* Work to do
Duplicate the part of the Whanganui letters that starts at the words "He was right" and ends after the words "extension this year.".

* Supplied text
## start
B WRIGHT
Wanganui
After the photo ops . . .
Winter is on our doorstep and we are now less than a month from the second anniversary of the dreadful June 2015 flood.
Yet to the increasing frustration of our mayor, Whanganui residents and other travellers on SH4, the effects of that 2015 disaster still impede journeys and compromise safety. Severe traffic constriction continues on Anzac Pde near the City Bridge, where the threat of further undermining is all too apparent.
Delays and danger continue at the slips and fallouts on the Parapara, where heavy rain makes driving all types of vehicles treacherous, even after the countless millions of taxpayers' dollars spent over decades to make the route safer.
From time to time we are treated to the same old spin and excuses from the NZTA boss for our district. To summarise: "It's a really really hard engineering design job". Meanwhile, each big fresh exacerbates the damage by the City Bridge, and Mayor Hamish McDouall said recently he'd been trying to get some straight answers and, better still, action for more than a year.
He was right to despair that the eventual loss of Anzac Pde/SH4 at the bridge would be catastrophic, especially as heavy traffic is banned from the Dublin St Bridge.
Who can forget the parade of government officials and ministers, led by the then PM, who flew in following the June 2015 floods for photo-ops while they sprinkled love and promises of quick fixes like fairy dust on our traumatised district?
We saw a repeat of that photo-op love fest last November after the Kaikoura quakes. Then Transport Minister Simon Bridges and outgoing government MP Borrows got plenty of political mileage out of opening the riverside walkway/cycleway extension this year.
As Samuel Johnson famously said on September 19, 1777, "When a man knows he is to be hanged ... it concentrates his mind wonderfully". The 240th anniversary of the hanging to which he referred is due just four days before our general election, so can we hope that some of the "great minds" in Wellington remember our SH4 debacle and find some focus before it is overshadowed by the next flood or earthquake campaign stop and funding lolly scramble?
(Abridged)
CAROL WEBB
Whanganui
Ferry report
Congratulations to Messrs Walbran and Zangouropoulos on their fairly comprehensive, though still preliminary, report on the feasibility of the Whanganui-Motueka ferry proposal -- at last!
They have looked at the concept from several angles (although environmental issues, especially the godwits, have yet to be considered in depth) and arrived at roughly a $1 billion benefit over 40 years (although I think they've over-discounted road user benefits by $100 million).
## end
* Provided material
## start
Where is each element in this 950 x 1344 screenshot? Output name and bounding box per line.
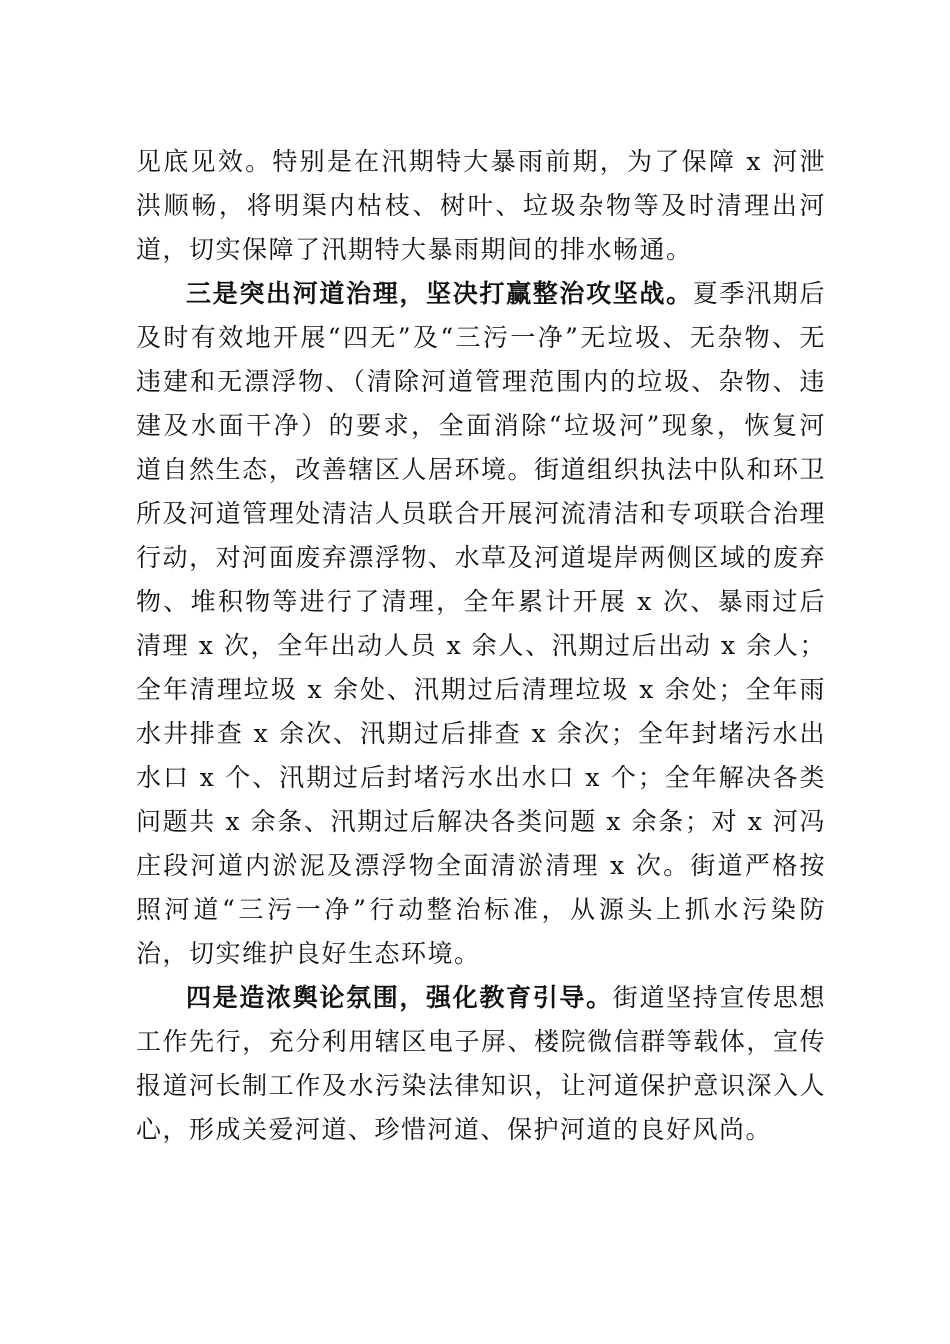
## end
* Output for this task
He was right to despair that the eventual loss of Anzac Pde/SH4 at the bridge would be catastrophic, especially as heavy traffic is banned from the Dublin St Bridge.
Who can forget the parade of government officials and ministers, led by the then PM, who flew in following the June 2015 floods for photo-ops while they sprinkled love and promises of quick fixes like fairy dust on our traumatised district?
We saw a repeat of that photo-op love fest last November after the Kaikoura quakes. Then Transport Minister Simon Bridges and outgoing government MP Borrows got plenty of political mileage out of opening the riverside walkway/cycleway extension this year.